= Stated exercise =
Tell how many lines in these records contain the string "image", with only the number as the reply.

= Data =
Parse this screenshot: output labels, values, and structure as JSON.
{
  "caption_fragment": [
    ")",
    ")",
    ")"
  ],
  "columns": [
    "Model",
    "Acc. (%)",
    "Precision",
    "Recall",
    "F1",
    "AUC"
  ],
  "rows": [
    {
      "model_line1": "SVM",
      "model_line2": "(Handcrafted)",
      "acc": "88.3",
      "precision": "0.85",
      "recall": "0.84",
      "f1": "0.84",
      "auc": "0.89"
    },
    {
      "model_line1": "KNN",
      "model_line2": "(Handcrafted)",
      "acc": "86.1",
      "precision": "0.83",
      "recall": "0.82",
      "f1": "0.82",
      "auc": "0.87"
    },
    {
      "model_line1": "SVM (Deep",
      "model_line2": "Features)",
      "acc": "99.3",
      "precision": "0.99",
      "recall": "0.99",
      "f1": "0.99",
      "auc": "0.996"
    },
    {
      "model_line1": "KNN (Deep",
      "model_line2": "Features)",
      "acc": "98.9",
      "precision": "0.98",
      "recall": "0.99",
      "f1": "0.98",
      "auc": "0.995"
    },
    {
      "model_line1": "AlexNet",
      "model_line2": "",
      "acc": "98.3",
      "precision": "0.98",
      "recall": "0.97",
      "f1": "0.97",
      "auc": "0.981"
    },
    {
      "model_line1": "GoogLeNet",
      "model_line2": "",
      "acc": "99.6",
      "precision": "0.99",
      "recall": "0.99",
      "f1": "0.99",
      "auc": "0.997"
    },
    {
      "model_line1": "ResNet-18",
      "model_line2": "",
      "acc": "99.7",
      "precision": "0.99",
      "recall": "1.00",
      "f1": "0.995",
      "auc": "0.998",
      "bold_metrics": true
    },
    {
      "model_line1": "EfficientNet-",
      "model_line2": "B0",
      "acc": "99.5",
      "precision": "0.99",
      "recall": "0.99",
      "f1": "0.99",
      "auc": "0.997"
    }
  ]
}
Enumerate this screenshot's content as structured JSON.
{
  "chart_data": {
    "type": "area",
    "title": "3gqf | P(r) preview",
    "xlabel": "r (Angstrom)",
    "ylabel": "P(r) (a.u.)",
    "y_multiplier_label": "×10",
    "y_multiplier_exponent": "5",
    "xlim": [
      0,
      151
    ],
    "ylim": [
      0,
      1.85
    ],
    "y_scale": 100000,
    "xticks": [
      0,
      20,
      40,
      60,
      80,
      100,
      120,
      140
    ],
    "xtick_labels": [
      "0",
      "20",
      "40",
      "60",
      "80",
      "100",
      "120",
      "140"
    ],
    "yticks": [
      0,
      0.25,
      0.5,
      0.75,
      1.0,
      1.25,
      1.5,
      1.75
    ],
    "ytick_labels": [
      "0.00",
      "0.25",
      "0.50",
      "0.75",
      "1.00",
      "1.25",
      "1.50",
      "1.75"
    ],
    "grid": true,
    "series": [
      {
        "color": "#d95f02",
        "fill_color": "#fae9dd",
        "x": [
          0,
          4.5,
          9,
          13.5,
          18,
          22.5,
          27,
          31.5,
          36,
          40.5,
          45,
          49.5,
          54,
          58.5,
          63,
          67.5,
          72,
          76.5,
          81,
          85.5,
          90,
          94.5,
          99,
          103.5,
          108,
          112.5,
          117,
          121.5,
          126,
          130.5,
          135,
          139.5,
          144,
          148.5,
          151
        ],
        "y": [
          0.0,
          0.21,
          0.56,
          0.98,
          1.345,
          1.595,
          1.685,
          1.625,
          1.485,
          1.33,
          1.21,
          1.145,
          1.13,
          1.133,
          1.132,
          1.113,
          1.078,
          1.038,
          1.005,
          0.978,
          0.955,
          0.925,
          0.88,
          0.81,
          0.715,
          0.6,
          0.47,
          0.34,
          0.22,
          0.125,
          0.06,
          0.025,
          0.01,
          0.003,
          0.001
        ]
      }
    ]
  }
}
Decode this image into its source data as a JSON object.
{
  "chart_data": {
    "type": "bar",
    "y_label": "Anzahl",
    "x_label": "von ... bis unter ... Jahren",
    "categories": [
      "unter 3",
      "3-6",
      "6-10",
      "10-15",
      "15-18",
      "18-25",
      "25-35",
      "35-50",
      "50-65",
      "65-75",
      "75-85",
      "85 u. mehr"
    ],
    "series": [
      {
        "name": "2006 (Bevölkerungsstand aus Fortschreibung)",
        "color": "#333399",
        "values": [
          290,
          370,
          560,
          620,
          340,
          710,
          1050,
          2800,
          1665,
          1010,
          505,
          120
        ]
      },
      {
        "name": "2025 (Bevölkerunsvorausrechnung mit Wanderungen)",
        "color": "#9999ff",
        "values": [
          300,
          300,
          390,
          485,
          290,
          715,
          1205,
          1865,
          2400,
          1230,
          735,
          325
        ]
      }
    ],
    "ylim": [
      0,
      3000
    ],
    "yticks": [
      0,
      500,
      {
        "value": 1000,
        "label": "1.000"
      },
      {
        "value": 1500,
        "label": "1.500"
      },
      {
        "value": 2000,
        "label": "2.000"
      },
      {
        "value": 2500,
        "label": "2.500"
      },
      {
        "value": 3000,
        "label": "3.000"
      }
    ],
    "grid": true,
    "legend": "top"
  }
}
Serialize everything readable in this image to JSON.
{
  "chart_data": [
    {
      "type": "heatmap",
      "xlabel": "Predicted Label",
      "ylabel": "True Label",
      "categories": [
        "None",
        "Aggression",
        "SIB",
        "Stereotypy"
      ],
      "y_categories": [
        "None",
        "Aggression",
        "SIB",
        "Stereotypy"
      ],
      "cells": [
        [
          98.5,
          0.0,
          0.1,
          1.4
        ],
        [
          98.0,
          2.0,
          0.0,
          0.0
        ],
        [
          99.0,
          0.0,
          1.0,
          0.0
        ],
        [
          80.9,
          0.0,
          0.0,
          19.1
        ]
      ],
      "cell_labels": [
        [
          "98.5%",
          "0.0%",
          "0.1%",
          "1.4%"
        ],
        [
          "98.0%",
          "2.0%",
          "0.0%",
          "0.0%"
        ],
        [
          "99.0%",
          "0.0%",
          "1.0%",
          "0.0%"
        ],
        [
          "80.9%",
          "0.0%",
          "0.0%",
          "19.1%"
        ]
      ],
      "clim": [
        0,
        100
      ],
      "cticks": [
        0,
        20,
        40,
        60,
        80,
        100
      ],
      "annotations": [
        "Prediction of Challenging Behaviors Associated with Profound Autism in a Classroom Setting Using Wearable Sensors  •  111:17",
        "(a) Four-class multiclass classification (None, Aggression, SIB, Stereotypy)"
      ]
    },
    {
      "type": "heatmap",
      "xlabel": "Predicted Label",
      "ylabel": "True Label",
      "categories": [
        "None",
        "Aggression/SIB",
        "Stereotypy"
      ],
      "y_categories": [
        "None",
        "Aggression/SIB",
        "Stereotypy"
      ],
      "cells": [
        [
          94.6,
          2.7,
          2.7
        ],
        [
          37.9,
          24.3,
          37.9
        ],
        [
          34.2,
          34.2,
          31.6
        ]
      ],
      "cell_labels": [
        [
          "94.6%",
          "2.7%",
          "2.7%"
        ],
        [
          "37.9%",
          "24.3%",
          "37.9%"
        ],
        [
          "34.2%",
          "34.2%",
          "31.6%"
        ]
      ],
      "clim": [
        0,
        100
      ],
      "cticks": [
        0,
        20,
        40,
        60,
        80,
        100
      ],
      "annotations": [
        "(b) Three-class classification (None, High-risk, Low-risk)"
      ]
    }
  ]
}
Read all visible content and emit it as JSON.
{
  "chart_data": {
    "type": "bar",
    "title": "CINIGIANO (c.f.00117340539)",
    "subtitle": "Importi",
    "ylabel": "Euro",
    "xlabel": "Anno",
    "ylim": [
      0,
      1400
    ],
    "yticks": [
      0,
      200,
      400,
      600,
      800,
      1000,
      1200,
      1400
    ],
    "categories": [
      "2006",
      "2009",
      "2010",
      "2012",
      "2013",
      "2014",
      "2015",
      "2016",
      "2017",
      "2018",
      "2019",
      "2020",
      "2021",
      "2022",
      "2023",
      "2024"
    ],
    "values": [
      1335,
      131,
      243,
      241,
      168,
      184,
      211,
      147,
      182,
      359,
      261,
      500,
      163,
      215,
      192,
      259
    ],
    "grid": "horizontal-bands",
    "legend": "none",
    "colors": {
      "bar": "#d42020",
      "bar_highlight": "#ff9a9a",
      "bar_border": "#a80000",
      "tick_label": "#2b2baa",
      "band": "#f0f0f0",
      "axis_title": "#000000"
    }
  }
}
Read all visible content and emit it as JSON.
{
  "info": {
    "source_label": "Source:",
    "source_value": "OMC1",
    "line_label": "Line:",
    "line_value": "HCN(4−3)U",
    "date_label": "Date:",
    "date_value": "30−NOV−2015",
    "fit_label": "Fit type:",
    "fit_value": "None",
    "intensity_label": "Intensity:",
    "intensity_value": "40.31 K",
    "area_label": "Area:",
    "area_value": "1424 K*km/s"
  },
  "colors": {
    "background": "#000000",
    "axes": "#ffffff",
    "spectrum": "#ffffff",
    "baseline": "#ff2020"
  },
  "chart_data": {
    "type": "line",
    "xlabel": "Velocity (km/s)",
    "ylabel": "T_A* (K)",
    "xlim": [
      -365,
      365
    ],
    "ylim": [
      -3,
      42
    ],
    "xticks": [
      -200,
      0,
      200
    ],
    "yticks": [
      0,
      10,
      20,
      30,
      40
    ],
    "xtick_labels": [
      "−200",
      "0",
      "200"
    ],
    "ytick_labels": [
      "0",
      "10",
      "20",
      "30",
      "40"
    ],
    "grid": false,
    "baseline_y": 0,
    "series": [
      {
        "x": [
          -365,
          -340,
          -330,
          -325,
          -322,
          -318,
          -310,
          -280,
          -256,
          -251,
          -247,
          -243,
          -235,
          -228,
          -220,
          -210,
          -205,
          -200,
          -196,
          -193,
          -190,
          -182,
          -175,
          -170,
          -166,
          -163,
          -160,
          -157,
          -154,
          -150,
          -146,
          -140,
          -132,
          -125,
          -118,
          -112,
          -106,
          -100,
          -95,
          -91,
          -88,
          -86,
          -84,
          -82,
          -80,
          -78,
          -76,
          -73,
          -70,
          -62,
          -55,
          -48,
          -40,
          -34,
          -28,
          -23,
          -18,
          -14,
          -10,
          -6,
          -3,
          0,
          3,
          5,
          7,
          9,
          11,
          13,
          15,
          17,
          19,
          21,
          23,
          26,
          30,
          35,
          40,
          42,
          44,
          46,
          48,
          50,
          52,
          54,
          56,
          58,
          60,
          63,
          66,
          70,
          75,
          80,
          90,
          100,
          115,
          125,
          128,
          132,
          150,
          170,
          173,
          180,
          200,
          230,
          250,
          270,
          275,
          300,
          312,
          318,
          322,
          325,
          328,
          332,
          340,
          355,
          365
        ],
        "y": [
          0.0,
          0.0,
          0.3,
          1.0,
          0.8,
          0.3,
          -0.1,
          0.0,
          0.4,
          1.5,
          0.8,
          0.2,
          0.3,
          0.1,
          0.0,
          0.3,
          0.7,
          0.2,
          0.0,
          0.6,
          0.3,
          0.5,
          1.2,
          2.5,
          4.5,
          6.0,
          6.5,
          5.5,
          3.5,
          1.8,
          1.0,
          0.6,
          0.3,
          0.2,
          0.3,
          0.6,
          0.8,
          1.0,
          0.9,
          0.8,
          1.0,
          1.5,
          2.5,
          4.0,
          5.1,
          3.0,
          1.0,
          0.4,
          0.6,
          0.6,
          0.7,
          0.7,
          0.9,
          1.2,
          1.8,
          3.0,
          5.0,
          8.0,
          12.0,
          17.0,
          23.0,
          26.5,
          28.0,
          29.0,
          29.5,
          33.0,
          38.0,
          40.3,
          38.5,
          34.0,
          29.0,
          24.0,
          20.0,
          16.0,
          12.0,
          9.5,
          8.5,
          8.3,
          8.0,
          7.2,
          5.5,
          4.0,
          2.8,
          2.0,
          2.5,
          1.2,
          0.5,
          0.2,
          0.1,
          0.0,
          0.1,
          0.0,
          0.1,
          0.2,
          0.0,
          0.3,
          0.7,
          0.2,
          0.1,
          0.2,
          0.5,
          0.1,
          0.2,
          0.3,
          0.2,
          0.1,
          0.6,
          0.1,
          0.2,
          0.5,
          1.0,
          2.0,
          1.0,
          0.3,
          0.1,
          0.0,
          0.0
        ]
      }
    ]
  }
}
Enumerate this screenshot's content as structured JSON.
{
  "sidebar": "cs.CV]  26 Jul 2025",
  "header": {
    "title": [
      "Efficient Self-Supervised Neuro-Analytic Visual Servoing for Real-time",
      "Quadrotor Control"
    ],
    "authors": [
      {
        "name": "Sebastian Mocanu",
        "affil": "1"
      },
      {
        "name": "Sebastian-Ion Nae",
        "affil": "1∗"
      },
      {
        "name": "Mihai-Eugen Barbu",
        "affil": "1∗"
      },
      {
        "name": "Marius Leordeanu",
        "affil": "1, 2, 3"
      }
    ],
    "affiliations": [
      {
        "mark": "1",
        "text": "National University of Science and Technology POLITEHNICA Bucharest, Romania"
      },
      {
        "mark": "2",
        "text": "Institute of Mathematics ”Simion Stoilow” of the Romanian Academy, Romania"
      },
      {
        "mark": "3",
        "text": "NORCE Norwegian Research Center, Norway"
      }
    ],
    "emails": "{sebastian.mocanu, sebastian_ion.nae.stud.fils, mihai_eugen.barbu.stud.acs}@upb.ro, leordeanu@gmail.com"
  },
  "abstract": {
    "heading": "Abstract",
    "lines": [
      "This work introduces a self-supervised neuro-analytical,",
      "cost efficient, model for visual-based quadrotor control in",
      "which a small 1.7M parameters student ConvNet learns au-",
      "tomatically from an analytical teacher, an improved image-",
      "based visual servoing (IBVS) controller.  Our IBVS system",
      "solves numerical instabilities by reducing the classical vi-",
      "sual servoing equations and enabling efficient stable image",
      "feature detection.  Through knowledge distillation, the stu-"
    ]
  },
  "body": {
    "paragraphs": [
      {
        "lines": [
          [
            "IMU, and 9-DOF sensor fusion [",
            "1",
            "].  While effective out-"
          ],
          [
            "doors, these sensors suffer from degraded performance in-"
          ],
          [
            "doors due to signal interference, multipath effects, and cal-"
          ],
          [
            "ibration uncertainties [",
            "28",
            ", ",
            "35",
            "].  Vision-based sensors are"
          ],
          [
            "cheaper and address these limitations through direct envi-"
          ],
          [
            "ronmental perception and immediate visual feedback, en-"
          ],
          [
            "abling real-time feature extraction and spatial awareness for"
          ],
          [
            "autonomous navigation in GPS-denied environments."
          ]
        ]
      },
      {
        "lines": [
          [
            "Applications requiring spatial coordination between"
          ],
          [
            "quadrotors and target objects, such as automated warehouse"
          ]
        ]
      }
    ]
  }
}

= Result below =
4